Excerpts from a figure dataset
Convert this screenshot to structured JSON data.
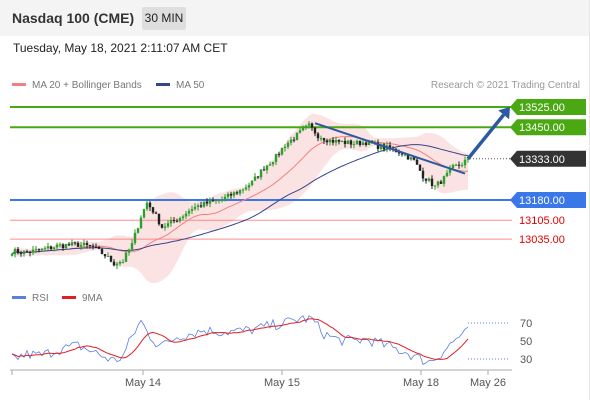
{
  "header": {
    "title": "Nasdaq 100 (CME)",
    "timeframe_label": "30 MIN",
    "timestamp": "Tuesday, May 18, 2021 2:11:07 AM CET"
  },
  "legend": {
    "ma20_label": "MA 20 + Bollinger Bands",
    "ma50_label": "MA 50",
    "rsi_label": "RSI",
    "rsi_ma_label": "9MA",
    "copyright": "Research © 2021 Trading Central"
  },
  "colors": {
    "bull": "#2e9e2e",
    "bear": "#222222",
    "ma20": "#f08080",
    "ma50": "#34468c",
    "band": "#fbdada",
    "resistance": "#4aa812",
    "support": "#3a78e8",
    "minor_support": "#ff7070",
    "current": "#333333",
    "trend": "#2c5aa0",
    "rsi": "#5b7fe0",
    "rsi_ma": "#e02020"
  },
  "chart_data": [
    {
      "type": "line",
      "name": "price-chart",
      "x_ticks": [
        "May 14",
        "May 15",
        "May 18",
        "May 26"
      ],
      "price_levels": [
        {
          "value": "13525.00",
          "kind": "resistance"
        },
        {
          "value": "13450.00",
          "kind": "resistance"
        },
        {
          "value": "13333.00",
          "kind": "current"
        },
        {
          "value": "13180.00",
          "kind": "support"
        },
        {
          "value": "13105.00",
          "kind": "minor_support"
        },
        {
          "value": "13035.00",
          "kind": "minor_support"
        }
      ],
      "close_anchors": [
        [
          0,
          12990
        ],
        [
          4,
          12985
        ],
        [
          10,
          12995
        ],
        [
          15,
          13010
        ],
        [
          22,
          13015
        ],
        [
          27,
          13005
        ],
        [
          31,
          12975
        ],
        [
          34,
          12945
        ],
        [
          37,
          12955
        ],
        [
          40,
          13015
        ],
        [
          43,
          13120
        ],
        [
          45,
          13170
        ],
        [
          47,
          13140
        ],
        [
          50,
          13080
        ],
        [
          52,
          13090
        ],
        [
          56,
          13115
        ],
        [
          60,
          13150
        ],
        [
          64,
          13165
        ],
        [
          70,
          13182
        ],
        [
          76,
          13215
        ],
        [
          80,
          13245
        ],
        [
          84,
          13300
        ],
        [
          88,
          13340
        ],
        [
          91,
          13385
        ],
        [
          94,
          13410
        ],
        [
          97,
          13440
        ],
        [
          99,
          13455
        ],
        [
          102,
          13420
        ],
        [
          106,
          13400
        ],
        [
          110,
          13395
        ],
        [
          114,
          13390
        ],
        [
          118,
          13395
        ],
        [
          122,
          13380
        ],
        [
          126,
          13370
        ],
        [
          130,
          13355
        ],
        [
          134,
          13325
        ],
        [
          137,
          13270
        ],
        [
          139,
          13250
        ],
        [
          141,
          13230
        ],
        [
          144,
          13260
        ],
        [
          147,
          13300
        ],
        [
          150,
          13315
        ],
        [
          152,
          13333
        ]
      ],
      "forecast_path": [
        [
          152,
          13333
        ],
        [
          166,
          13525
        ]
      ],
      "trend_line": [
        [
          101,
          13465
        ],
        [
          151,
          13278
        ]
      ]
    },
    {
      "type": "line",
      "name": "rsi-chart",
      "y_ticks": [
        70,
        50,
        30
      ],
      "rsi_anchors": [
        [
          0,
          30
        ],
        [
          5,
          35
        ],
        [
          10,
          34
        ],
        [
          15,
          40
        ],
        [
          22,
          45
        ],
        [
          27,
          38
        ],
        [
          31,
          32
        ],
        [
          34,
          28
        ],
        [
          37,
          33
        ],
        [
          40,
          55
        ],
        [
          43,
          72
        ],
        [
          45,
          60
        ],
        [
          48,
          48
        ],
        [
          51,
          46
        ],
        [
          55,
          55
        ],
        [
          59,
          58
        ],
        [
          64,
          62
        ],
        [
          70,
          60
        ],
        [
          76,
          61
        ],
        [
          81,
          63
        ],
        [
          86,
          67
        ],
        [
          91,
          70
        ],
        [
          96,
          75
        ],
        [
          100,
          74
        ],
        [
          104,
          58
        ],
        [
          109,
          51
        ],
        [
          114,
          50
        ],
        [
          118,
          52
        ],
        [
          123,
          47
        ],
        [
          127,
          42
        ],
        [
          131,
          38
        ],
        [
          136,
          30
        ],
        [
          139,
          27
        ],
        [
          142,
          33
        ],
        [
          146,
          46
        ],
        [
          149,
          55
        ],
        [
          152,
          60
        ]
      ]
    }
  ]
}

==

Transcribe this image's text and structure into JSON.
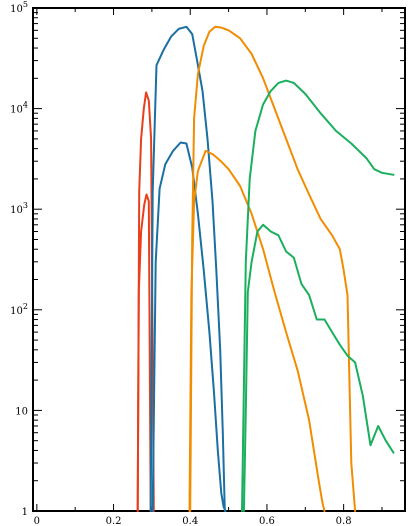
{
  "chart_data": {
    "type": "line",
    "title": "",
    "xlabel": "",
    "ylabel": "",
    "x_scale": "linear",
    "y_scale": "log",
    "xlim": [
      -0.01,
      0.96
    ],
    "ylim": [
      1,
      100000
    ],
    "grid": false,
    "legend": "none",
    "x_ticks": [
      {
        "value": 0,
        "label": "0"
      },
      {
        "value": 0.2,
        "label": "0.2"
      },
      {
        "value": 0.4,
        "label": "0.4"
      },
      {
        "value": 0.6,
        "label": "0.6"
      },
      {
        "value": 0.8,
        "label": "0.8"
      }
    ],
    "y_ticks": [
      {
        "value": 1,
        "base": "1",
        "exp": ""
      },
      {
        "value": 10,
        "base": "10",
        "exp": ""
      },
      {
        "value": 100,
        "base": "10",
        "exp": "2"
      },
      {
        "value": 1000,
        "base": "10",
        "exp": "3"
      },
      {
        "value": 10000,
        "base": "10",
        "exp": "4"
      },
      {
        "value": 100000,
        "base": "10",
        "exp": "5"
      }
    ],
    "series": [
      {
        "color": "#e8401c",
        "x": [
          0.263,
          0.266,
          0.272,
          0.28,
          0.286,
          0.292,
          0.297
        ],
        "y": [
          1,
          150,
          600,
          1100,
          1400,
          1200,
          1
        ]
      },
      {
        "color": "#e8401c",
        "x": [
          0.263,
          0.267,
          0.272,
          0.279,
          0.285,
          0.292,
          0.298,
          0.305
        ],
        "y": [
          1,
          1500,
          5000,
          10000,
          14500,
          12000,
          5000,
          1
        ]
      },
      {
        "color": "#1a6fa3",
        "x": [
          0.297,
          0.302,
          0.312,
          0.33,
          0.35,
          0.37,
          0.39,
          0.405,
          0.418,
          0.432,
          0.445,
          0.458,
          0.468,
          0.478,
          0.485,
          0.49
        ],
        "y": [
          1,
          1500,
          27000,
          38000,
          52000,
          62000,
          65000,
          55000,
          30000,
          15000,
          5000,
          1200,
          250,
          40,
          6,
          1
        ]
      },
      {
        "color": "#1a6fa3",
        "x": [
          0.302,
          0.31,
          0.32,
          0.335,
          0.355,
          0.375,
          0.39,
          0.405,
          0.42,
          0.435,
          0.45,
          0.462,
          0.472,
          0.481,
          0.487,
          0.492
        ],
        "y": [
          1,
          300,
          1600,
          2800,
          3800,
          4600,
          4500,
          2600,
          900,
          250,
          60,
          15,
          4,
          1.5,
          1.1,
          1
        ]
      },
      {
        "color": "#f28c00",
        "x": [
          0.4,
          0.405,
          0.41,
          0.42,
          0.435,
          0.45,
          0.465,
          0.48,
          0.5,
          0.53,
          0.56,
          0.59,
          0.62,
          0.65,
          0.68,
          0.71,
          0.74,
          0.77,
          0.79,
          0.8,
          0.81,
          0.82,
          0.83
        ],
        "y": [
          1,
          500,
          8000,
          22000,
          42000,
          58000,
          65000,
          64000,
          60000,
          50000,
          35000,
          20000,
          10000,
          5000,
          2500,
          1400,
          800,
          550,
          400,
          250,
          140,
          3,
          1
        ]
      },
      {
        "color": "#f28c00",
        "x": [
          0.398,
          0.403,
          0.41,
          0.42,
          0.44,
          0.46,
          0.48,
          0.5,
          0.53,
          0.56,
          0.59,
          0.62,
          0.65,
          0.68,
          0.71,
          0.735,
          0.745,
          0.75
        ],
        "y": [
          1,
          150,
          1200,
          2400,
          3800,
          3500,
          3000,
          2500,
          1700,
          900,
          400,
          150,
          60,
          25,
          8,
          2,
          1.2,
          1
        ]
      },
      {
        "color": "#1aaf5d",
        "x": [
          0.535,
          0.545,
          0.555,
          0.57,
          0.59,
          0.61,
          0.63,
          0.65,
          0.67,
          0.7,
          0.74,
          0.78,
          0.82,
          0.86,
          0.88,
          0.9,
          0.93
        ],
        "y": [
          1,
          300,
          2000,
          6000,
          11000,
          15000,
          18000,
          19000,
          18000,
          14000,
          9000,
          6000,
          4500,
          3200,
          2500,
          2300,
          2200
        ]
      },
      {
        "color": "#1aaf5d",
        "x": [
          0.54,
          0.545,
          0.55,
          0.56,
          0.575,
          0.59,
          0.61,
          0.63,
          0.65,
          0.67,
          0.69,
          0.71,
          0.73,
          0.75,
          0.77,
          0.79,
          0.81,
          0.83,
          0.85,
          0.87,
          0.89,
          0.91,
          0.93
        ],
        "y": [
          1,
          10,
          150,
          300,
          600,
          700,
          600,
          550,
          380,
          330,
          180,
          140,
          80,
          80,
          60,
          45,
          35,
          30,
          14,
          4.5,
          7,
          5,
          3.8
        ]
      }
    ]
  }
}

» WHAT IS ASKED: Search the records for the word "JSON", then list every line that has it.

» REPLY:
Convert this screenshot to structured JSON data.
Transcribe this image's text and structure into JSON.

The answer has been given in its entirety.